[Problem statement]:
Give every line of the data again, unchanged, but with no pictures.

▼

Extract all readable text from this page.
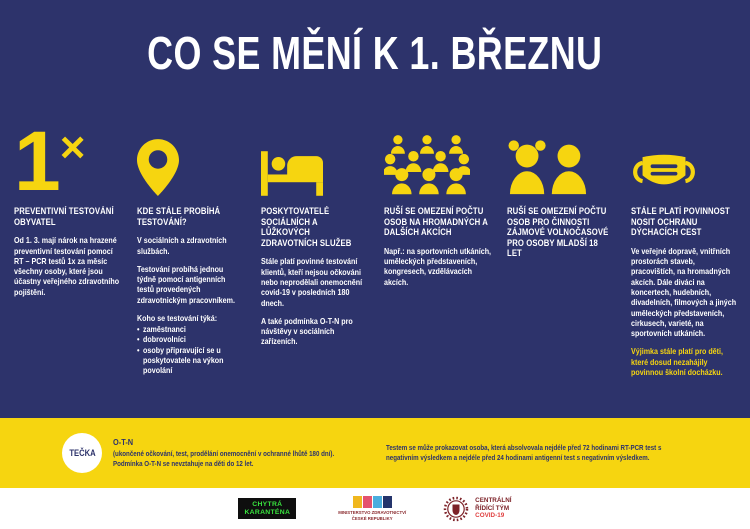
CO SE MĚNÍ K 1. BŘEZNU
1 ×
PREVENTIVNÍ TESTOVÁNÍ OBYVATEL

Od 1. 3. mají nárok na hrazené preventivní testování pomocí RT – PCR testů 1x za měsíc všechny osoby, které jsou účastny veřejného zdravotního pojištění.

KDE STÁLE PROBÍHÁ TESTOVÁNÍ?

V sociálních a zdravotních službách.

Testování probíhá jednou týdně pomocí antigenních testů provedených zdravotnickým pracovníkem.

Koho se testování týká:

• zaměstnanci
• dobrovolníci
• osoby připravující se u poskytovatele na výkon povolání
POSKYTOVATELÉ SOCIÁLNÍCH A LŮŽKOVÝCH ZDRAVOTNÍCH SLUŽEB

Stále platí povinné testování klientů, kteří nejsou očkováni nebo neprodělali onemocnění covid-19 v posledních 180 dnech.

A také podmínka O-T-N pro návštěvy v sociálních zařízeních.

RUŠÍ SE OMEZENÍ POČTU OSOB NA HROMADNÝCH A DALŠÍCH AKCÍCH

Např.: na sportovních utkáních, uměleckých představeních, kongresech, vzdělávacích akcích.

RUŠÍ SE OMEZENÍ POČTU OSOB PRO ČINNOSTI ZÁJMOVÉ VOLNOČASOVÉ PRO OSOBY MLADŠÍ 18 LET
STÁLE PLATÍ POVINNOST NOSIT OCHRANU DÝCHACÍCH CEST

Ve veřejné dopravě, vnitřních prostorách staveb, pracovištích, na hromadných akcích. Dále diváci na koncertech, hudebních, divadelních, filmových a jiných uměleckých představeních, cirkusech, varieté, na sportovních utkáních.

Výjimka stále platí pro děti, které dosud nezahájily povinnou školní docházku.

TEČKA
O-T-N

(ukončené očkování, test, prodělání onemocnění v ochranné lhůtě 180 dní). Podmínka O-T-N se nevztahuje na děti do 12 let.

Testem se může prokazovat osoba, která absolvovala nejdéle před 72 hodinami RT-PCR test s negativním výsledkem a nejdéle před 24 hodinami antigenní test s negativním výsledkem.

CHYTRÁ
KARANTÉNA	MINISTERSTVO ZDRAVOTNICTVÍ
ČESKÉ REPUBLIKY
CENTRÁLNÍ
ŘÍDÍCÍ TÝM
COVID-19
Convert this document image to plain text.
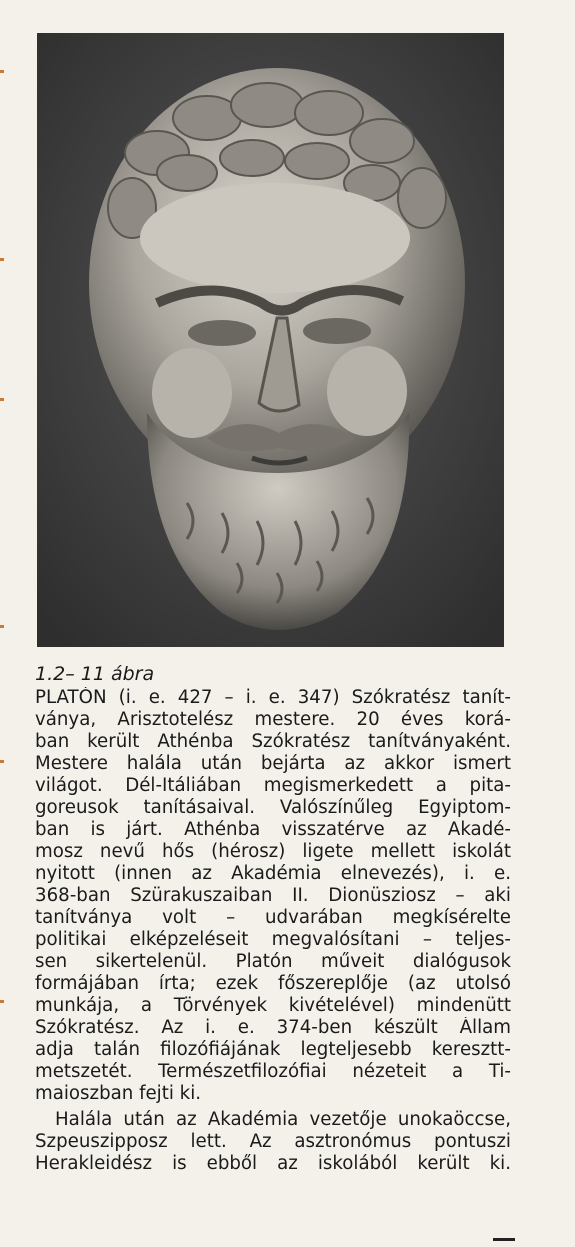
1.2– 11 ábra
PLATÓN (i. e. 427 – i. e. 347) Szókratész tanít-
ványa, Arisztotelész mestere. 20 éves korá-
ban került Athénba Szókratész tanítványaként.
Mestere halála után bejárta az akkor ismert
világot. Dél-Itáliában megismerkedett a pita-
goreusok tanításaival. Valószínűleg Egyiptom-
ban is járt. Athénba visszatérve az Akadé-
mosz nevű hős (hérosz) ligete mellett iskolát
nyitott (innen az Akadémia elnevezés), i. e.
368-ban Szürakuszaiban II. Dionüsziosz – aki
tanítványa volt – udvarában megkísérelte
politikai elképzeléseit megvalósítani – teljes-
sen sikertelenül. Platón műveit dialógusok
formájában írta; ezek főszereplője (az utolsó
munkája, a Törvények kivételével) mindenütt
Szókratész. Az i. e. 374-ben készült Állam
adja talán filozófiájának legteljesebb keresztt-
metszetét. Természetfilozófiai nézeteit a Ti-
maioszban fejti ki.
Halála után az Akadémia vezetője unokaöccse,
Szpeuszipposz lett. Az asztronómus pontuszi
Herakleidész is ebből az iskolából került ki.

▲

[The result]:
Extract all readable text from this page.
CO SE MĚNÍ K 1. BŘEZNU
1 ×
PREVENTIVNÍ TESTOVÁNÍ OBYVATEL

Od 1. 3. mají nárok na hrazené preventivní testování pomocí RT – PCR testů 1x za měsíc všechny osoby, které jsou účastny veřejného zdravotního pojištění.

KDE STÁLE PROBÍHÁ TESTOVÁNÍ?

V sociálních a zdravotních službách.

Testování probíhá jednou týdně pomocí antigenních testů provedených zdravotnickým pracovníkem.

Koho se testování týká:

• zaměstnanci
• dobrovolníci
• osoby připravující se u poskytovatele na výkon povolání
POSKYTOVATELÉ SOCIÁLNÍCH A LŮŽKOVÝCH ZDRAVOTNÍCH SLUŽEB

Stále platí povinné testování klientů, kteří nejsou očkováni nebo neprodělali onemocnění covid-19 v posledních 180 dnech.

A také podmínka O-T-N pro návštěvy v sociálních zařízeních.

RUŠÍ SE OMEZENÍ POČTU OSOB NA HROMADNÝCH A DALŠÍCH AKCÍCH

Např.: na sportovních utkáních, uměleckých představeních, kongresech, vzdělávacích akcích.

RUŠÍ SE OMEZENÍ POČTU OSOB PRO ČINNOSTI ZÁJMOVÉ VOLNOČASOVÉ PRO OSOBY MLADŠÍ 18 LET
STÁLE PLATÍ POVINNOST NOSIT OCHRANU DÝCHACÍCH CEST

Ve veřejné dopravě, vnitřních prostorách staveb, pracovištích, na hromadných akcích. Dále diváci na koncertech, hudebních, divadelních, filmových a jiných uměleckých představeních, cirkusech, varieté, na sportovních utkáních.

Výjimka stále platí pro děti, které dosud nezahájily povinnou školní docházku.

TEČKA
O-T-N

(ukončené očkování, test, prodělání onemocnění v ochranné lhůtě 180 dní). Podmínka O-T-N se nevztahuje na děti do 12 let.

Testem se může prokazovat osoba, která absolvovala nejdéle před 72 hodinami RT-PCR test s negativním výsledkem a nejdéle před 24 hodinami antigenní test s negativním výsledkem.

CHYTRÁ
KARANTÉNA	MINISTERSTVO ZDRAVOTNICTVÍ
ČESKÉ REPUBLIKY
CENTRÁLNÍ
ŘÍDÍCÍ TÝM
COVID-19
Convert this document image to plain text.
1.2– 11 ábra
PLATÓN (i. e. 427 – i. e. 347) Szókratész tanít-
ványa, Arisztotelész mestere. 20 éves korá-
ban került Athénba Szókratész tanítványaként.
Mestere halála után bejárta az akkor ismert
világot. Dél-Itáliában megismerkedett a pita-
goreusok tanításaival. Valószínűleg Egyiptom-
ban is járt. Athénba visszatérve az Akadé-
mosz nevű hős (hérosz) ligete mellett iskolát
nyitott (innen az Akadémia elnevezés), i. e.
368-ban Szürakuszaiban II. Dionüsziosz – aki
tanítványa volt – udvarában megkísérelte
politikai elképzeléseit megvalósítani – teljes-
sen sikertelenül. Platón műveit dialógusok
formájában írta; ezek főszereplője (az utolsó
munkája, a Törvények kivételével) mindenütt
Szókratész. Az i. e. 374-ben készült Állam
adja talán filozófiájának legteljesebb keresztt-
metszetét. Természetfilozófiai nézeteit a Ti-
maioszban fejti ki.
Halála után az Akadémia vezetője unokaöccse,
Szpeuszipposz lett. Az asztronómus pontuszi
Herakleidész is ebből az iskolából került ki.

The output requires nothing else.